§ **Set task**: Copy each line holding the string "auditivo".
----------------
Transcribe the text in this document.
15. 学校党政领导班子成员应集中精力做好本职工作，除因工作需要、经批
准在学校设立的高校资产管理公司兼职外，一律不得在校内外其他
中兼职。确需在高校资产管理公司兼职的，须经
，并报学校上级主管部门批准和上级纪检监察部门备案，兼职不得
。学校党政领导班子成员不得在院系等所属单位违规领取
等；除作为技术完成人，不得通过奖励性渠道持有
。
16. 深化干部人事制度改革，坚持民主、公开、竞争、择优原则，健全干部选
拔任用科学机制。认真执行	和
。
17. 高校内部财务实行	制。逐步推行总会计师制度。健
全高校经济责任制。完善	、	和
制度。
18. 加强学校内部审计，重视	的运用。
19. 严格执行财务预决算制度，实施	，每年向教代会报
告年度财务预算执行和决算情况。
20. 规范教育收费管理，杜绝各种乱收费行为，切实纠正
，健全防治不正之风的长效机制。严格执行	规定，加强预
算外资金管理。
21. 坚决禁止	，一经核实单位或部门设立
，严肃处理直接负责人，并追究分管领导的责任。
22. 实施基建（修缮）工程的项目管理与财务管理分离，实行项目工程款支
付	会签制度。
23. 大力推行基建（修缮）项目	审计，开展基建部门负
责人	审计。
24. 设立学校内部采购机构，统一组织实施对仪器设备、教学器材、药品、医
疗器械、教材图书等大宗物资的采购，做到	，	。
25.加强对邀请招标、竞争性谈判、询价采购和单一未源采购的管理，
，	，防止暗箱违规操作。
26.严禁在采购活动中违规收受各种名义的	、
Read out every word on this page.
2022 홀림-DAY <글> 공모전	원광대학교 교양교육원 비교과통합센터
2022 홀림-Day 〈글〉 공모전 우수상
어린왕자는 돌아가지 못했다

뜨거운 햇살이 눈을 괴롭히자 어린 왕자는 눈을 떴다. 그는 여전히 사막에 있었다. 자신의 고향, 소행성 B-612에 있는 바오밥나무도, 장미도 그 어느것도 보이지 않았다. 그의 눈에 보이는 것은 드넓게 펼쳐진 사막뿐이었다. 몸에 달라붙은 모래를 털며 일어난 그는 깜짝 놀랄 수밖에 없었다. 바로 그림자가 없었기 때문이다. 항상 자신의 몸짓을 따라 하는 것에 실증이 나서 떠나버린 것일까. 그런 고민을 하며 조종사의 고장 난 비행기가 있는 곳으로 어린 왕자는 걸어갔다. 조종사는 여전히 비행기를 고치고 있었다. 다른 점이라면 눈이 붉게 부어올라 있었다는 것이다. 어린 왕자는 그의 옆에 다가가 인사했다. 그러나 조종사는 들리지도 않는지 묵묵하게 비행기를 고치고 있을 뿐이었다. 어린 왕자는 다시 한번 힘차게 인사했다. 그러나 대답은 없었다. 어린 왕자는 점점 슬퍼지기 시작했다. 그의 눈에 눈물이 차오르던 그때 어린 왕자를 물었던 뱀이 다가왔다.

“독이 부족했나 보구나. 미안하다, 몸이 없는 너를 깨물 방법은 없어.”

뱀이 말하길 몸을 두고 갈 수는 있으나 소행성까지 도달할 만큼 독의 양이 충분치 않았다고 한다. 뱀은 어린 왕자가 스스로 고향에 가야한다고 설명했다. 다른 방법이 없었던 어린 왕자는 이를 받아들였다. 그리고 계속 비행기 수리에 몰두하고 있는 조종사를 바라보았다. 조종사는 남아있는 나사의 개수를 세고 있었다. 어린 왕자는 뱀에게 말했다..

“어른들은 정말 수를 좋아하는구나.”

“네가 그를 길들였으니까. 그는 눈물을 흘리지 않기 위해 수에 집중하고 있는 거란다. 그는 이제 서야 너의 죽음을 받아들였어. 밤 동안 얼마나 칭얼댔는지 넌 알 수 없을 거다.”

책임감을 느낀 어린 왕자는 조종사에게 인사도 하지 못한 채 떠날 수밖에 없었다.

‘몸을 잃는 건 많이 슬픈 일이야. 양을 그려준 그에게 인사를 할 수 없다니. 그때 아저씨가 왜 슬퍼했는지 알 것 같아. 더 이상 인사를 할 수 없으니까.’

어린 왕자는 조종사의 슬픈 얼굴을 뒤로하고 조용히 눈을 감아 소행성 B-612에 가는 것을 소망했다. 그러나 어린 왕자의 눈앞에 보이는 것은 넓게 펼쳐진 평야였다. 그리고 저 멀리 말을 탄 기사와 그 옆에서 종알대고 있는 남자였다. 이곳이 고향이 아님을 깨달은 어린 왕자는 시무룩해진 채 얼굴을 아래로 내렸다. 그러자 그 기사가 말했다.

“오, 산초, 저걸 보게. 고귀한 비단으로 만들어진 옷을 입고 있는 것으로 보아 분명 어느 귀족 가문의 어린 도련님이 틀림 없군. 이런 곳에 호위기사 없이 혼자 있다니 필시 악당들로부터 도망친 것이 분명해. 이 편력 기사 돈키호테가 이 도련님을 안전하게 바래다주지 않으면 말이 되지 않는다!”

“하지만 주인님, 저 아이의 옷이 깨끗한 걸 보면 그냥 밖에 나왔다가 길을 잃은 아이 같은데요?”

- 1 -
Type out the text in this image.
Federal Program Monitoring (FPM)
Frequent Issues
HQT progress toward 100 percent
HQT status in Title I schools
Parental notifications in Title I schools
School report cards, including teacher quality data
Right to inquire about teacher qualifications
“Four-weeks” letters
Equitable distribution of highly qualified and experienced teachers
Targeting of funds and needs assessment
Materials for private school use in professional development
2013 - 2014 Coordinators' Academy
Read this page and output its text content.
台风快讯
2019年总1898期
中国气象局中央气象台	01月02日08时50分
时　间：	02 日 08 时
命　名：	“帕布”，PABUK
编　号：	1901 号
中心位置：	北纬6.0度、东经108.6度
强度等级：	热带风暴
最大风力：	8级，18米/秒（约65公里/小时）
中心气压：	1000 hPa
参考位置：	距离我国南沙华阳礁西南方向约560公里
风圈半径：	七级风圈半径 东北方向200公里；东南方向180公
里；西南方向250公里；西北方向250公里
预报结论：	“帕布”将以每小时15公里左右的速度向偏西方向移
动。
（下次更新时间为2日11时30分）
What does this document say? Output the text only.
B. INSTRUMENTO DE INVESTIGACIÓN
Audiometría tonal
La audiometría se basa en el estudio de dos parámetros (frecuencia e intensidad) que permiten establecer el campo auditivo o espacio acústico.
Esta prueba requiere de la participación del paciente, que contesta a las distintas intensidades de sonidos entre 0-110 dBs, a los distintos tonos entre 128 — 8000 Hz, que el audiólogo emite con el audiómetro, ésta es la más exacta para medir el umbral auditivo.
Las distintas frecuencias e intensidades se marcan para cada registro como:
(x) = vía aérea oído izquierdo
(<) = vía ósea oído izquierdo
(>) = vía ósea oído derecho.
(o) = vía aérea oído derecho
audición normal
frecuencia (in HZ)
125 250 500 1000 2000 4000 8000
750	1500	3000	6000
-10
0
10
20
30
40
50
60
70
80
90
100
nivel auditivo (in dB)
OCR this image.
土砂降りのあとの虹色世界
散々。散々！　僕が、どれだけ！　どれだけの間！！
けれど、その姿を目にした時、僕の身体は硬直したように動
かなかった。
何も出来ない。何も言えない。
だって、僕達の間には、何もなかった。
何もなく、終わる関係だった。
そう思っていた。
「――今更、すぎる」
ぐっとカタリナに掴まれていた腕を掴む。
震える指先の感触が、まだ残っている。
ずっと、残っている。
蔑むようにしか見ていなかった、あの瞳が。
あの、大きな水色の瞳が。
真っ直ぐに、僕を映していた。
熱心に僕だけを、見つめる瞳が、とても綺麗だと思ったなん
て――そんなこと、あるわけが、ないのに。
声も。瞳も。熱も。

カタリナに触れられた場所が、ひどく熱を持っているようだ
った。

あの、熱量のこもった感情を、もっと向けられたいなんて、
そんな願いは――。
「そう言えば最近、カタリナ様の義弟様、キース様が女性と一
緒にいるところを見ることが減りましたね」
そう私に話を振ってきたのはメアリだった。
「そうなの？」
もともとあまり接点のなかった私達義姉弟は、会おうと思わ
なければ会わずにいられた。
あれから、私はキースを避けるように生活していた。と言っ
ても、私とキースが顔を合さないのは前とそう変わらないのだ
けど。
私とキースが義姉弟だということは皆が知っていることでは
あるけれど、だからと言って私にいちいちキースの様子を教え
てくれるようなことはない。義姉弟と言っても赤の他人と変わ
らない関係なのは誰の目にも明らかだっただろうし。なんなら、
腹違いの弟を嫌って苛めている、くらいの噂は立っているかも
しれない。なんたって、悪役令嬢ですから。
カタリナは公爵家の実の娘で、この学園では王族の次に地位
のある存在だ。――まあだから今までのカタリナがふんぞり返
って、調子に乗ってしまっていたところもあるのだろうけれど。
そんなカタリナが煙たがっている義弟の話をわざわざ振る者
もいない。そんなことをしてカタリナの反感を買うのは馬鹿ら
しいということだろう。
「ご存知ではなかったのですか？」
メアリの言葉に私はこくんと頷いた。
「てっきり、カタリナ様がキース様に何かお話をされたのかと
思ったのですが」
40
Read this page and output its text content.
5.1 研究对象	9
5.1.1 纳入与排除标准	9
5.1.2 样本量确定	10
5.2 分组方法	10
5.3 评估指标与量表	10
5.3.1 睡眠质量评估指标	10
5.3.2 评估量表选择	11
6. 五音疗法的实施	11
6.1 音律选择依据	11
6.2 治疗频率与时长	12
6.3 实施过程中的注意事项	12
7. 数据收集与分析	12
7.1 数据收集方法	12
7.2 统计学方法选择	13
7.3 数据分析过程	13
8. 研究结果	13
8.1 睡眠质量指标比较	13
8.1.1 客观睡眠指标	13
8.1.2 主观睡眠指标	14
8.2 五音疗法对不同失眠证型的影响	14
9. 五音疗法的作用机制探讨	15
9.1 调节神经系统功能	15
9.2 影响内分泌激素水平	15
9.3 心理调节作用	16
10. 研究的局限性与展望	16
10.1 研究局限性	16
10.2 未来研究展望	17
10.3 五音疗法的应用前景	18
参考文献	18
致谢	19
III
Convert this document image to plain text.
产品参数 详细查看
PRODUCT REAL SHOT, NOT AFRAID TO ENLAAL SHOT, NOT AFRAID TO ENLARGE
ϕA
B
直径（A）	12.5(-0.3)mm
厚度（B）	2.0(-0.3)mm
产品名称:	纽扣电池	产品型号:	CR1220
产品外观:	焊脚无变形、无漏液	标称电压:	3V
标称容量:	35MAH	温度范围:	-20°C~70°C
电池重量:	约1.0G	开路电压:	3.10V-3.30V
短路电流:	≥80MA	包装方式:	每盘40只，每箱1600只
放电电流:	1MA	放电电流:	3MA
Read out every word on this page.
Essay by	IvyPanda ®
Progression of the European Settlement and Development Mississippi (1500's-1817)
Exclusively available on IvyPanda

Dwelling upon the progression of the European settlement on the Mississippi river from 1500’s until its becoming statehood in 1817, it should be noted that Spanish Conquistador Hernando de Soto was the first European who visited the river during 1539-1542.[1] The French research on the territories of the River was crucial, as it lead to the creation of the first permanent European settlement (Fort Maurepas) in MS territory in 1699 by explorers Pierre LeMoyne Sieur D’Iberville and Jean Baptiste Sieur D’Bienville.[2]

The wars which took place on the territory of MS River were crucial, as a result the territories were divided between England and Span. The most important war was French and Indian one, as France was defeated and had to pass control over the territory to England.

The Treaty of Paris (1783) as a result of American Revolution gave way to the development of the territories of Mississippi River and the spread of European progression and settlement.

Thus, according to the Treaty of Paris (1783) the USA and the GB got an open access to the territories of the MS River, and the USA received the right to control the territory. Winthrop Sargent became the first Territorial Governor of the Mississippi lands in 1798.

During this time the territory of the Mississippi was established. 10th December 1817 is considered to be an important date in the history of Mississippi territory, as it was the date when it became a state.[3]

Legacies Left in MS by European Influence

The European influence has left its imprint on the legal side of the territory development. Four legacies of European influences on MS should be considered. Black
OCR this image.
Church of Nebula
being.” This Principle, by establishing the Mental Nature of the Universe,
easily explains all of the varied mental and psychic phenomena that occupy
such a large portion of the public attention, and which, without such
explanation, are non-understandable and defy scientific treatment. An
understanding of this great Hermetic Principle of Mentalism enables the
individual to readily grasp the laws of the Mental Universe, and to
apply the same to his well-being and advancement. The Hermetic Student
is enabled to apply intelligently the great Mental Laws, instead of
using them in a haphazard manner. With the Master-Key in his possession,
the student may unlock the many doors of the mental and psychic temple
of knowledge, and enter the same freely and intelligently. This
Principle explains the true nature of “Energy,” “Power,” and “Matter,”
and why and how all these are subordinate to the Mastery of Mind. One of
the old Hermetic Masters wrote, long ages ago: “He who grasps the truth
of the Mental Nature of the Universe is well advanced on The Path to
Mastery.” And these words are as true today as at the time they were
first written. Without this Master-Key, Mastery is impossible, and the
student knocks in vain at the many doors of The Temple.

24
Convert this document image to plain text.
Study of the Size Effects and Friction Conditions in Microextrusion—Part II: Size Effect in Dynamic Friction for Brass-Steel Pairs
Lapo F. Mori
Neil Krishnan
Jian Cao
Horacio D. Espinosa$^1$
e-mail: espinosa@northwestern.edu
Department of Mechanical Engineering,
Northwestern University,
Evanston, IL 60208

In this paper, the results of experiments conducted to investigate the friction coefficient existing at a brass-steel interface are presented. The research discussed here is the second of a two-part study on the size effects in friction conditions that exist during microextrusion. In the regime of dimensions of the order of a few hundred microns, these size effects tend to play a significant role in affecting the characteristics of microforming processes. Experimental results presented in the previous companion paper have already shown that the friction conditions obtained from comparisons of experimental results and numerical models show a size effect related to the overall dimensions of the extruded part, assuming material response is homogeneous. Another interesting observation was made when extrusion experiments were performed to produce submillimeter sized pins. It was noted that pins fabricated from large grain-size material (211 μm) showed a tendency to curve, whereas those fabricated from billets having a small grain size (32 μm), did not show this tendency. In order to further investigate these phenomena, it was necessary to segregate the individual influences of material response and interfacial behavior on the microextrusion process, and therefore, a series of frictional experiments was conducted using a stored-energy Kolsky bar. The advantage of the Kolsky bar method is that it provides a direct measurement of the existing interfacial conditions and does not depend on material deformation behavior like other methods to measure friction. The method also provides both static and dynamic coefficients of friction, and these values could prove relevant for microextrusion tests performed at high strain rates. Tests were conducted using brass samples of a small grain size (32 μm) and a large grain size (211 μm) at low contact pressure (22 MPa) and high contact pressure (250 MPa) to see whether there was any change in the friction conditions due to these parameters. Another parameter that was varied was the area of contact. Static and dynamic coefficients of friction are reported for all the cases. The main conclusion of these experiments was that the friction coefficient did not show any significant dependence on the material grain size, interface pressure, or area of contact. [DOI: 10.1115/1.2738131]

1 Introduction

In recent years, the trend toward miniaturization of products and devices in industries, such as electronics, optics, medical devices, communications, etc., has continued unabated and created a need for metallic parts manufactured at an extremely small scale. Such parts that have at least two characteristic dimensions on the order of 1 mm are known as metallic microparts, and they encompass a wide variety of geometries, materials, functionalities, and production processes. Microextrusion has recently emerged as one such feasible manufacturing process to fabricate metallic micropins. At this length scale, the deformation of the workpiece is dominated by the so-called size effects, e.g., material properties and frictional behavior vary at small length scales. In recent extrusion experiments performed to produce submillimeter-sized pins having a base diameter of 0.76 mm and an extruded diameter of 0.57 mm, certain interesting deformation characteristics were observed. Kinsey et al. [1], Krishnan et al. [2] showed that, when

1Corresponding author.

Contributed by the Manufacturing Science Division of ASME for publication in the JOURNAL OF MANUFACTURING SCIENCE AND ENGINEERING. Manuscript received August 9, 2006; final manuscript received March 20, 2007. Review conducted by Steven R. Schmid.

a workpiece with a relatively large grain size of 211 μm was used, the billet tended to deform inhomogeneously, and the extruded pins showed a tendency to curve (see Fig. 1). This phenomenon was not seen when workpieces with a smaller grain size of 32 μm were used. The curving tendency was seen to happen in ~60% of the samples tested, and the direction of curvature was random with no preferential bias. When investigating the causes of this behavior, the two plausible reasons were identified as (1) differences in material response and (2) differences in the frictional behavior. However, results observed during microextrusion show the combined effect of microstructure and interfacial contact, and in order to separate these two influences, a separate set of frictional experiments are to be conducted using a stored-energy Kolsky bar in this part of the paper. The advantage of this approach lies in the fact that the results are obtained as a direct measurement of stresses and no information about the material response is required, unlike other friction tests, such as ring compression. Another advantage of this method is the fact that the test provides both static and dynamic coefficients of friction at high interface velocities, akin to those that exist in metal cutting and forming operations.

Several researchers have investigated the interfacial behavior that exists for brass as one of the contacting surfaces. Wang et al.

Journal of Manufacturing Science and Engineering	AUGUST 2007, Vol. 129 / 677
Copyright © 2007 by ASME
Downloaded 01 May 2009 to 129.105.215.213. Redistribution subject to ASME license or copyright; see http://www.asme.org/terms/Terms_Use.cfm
----------------
§ **Expected output**:
La audiometría se basa en el estudio de dos parámetros (frecuencia e intensidad) que permiten establecer el campo auditivo o espacio acústico.
Esta prueba requiere de la participación del paciente, que contesta a las distintas intensidades de sonidos entre 0-110 dBs, a los distintos tonos entre 128 — 8000 Hz, que el audiólogo emite con el audiómetro, ésta es la más exacta para medir el umbral auditivo.
nivel auditivo (in dB)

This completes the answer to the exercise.